## [Goal of the exercise]
Without the images, write out all of the following entries exactly.

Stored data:
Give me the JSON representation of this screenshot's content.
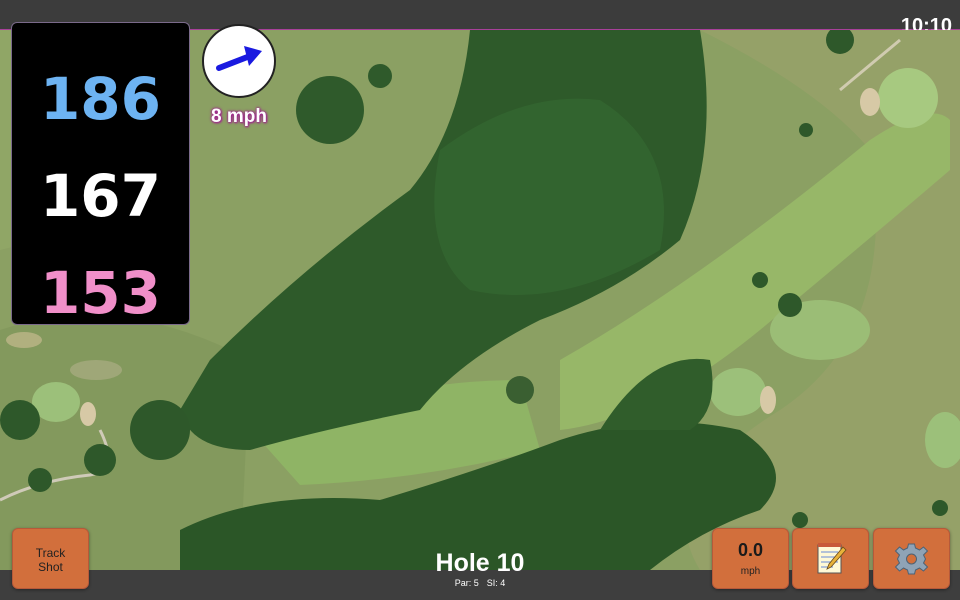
{
  "status_bar": {
    "time": "10:10"
  },
  "distances": {
    "back": "186",
    "middle": "167",
    "front": "153"
  },
  "wind": {
    "speed_label": "8 mph",
    "direction_icon": "wind-arrow-icon"
  },
  "buttons": {
    "track_shot_line1": "Track",
    "track_shot_line2": "Shot",
    "speed_value": "0.0",
    "speed_unit": "mph",
    "notes_icon": "notepad-icon",
    "settings_icon": "gear-icon"
  },
  "hole": {
    "title": "Hole 10",
    "par": "Par: 5",
    "si": "SI: 4"
  },
  "colors": {
    "button": "#d26f3c",
    "back_distance": "#6db3f2",
    "front_distance": "#f08fc9",
    "accent": "#a8409a"
  }
}
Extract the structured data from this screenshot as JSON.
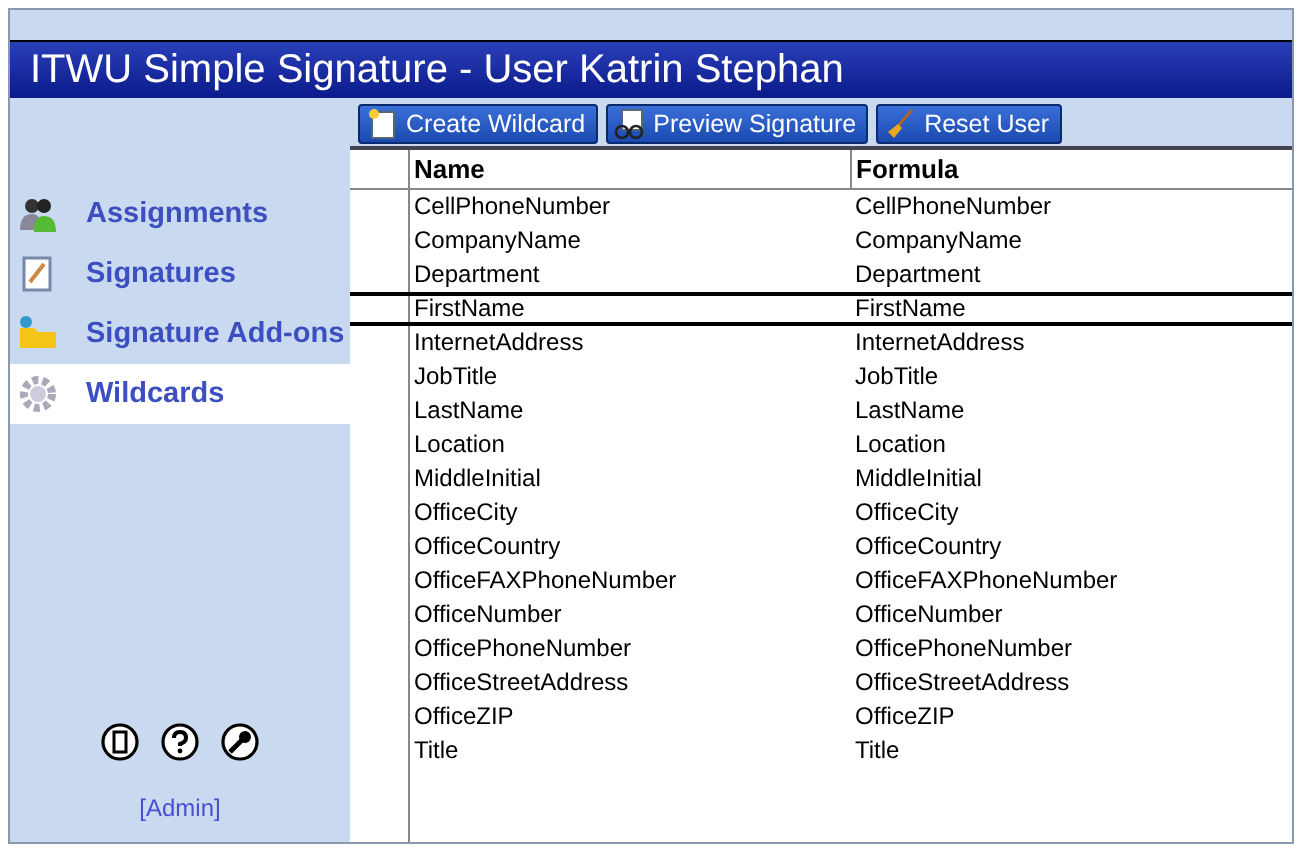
{
  "window": {
    "title": "ITWU Simple Signature - User Katrin Stephan"
  },
  "toolbar": [
    {
      "kind": "create",
      "label": "Create Wildcard"
    },
    {
      "kind": "preview",
      "label": "Preview Signature"
    },
    {
      "kind": "reset",
      "label": "Reset User"
    }
  ],
  "sidebar": {
    "items": [
      {
        "kind": "assignments",
        "label": "Assignments",
        "selected": false
      },
      {
        "kind": "signatures",
        "label": "Signatures",
        "selected": false
      },
      {
        "kind": "addons",
        "label": "Signature Add-ons",
        "selected": false
      },
      {
        "kind": "wildcards",
        "label": "Wildcards",
        "selected": true
      }
    ],
    "admin_link": "[Admin]"
  },
  "table": {
    "columns": [
      "Name",
      "Formula"
    ],
    "rows": [
      {
        "name": "CellPhoneNumber",
        "formula": "CellPhoneNumber",
        "selected": false
      },
      {
        "name": "CompanyName",
        "formula": "CompanyName",
        "selected": false
      },
      {
        "name": "Department",
        "formula": "Department",
        "selected": false
      },
      {
        "name": "FirstName",
        "formula": "FirstName",
        "selected": true
      },
      {
        "name": "InternetAddress",
        "formula": "InternetAddress",
        "selected": false
      },
      {
        "name": "JobTitle",
        "formula": "JobTitle",
        "selected": false
      },
      {
        "name": "LastName",
        "formula": "LastName",
        "selected": false
      },
      {
        "name": "Location",
        "formula": "Location",
        "selected": false
      },
      {
        "name": "MiddleInitial",
        "formula": "MiddleInitial",
        "selected": false
      },
      {
        "name": "OfficeCity",
        "formula": "OfficeCity",
        "selected": false
      },
      {
        "name": "OfficeCountry",
        "formula": "OfficeCountry",
        "selected": false
      },
      {
        "name": "OfficeFAXPhoneNumber",
        "formula": "OfficeFAXPhoneNumber",
        "selected": false
      },
      {
        "name": "OfficeNumber",
        "formula": "OfficeNumber",
        "selected": false
      },
      {
        "name": "OfficePhoneNumber",
        "formula": "OfficePhoneNumber",
        "selected": false
      },
      {
        "name": "OfficeStreetAddress",
        "formula": "OfficeStreetAddress",
        "selected": false
      },
      {
        "name": "OfficeZIP",
        "formula": "OfficeZIP",
        "selected": false
      },
      {
        "name": "Title",
        "formula": "Title",
        "selected": false
      }
    ]
  }
}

## [Output for this task]
Give me the JSON representation of this screenshot's content.
{
  "status_bar": {
    "time": "10:10"
  },
  "distances": {
    "back": "186",
    "middle": "167",
    "front": "153"
  },
  "wind": {
    "speed_label": "8 mph",
    "direction_icon": "wind-arrow-icon"
  },
  "buttons": {
    "track_shot_line1": "Track",
    "track_shot_line2": "Shot",
    "speed_value": "0.0",
    "speed_unit": "mph",
    "notes_icon": "notepad-icon",
    "settings_icon": "gear-icon"
  },
  "hole": {
    "title": "Hole 10",
    "par": "Par: 5",
    "si": "SI: 4"
  },
  "colors": {
    "button": "#d26f3c",
    "back_distance": "#6db3f2",
    "front_distance": "#f08fc9",
    "accent": "#a8409a"
  }
}
Extract the structured data from this screenshot as JSON.
{
  "window": {
    "title": "ITWU Simple Signature - User Katrin Stephan"
  },
  "toolbar": [
    {
      "kind": "create",
      "label": "Create Wildcard"
    },
    {
      "kind": "preview",
      "label": "Preview Signature"
    },
    {
      "kind": "reset",
      "label": "Reset User"
    }
  ],
  "sidebar": {
    "items": [
      {
        "kind": "assignments",
        "label": "Assignments",
        "selected": false
      },
      {
        "kind": "signatures",
        "label": "Signatures",
        "selected": false
      },
      {
        "kind": "addons",
        "label": "Signature Add-ons",
        "selected": false
      },
      {
        "kind": "wildcards",
        "label": "Wildcards",
        "selected": true
      }
    ],
    "admin_link": "[Admin]"
  },
  "table": {
    "columns": [
      "Name",
      "Formula"
    ],
    "rows": [
      {
        "name": "CellPhoneNumber",
        "formula": "CellPhoneNumber",
        "selected": false
      },
      {
        "name": "CompanyName",
        "formula": "CompanyName",
        "selected": false
      },
      {
        "name": "Department",
        "formula": "Department",
        "selected": false
      },
      {
        "name": "FirstName",
        "formula": "FirstName",
        "selected": true
      },
      {
        "name": "InternetAddress",
        "formula": "InternetAddress",
        "selected": false
      },
      {
        "name": "JobTitle",
        "formula": "JobTitle",
        "selected": false
      },
      {
        "name": "LastName",
        "formula": "LastName",
        "selected": false
      },
      {
        "name": "Location",
        "formula": "Location",
        "selected": false
      },
      {
        "name": "MiddleInitial",
        "formula": "MiddleInitial",
        "selected": false
      },
      {
        "name": "OfficeCity",
        "formula": "OfficeCity",
        "selected": false
      },
      {
        "name": "OfficeCountry",
        "formula": "OfficeCountry",
        "selected": false
      },
      {
        "name": "OfficeFAXPhoneNumber",
        "formula": "OfficeFAXPhoneNumber",
        "selected": false
      },
      {
        "name": "OfficeNumber",
        "formula": "OfficeNumber",
        "selected": false
      },
      {
        "name": "OfficePhoneNumber",
        "formula": "OfficePhoneNumber",
        "selected": false
      },
      {
        "name": "OfficeStreetAddress",
        "formula": "OfficeStreetAddress",
        "selected": false
      },
      {
        "name": "OfficeZIP",
        "formula": "OfficeZIP",
        "selected": false
      },
      {
        "name": "Title",
        "formula": "Title",
        "selected": false
      }
    ]
  }
}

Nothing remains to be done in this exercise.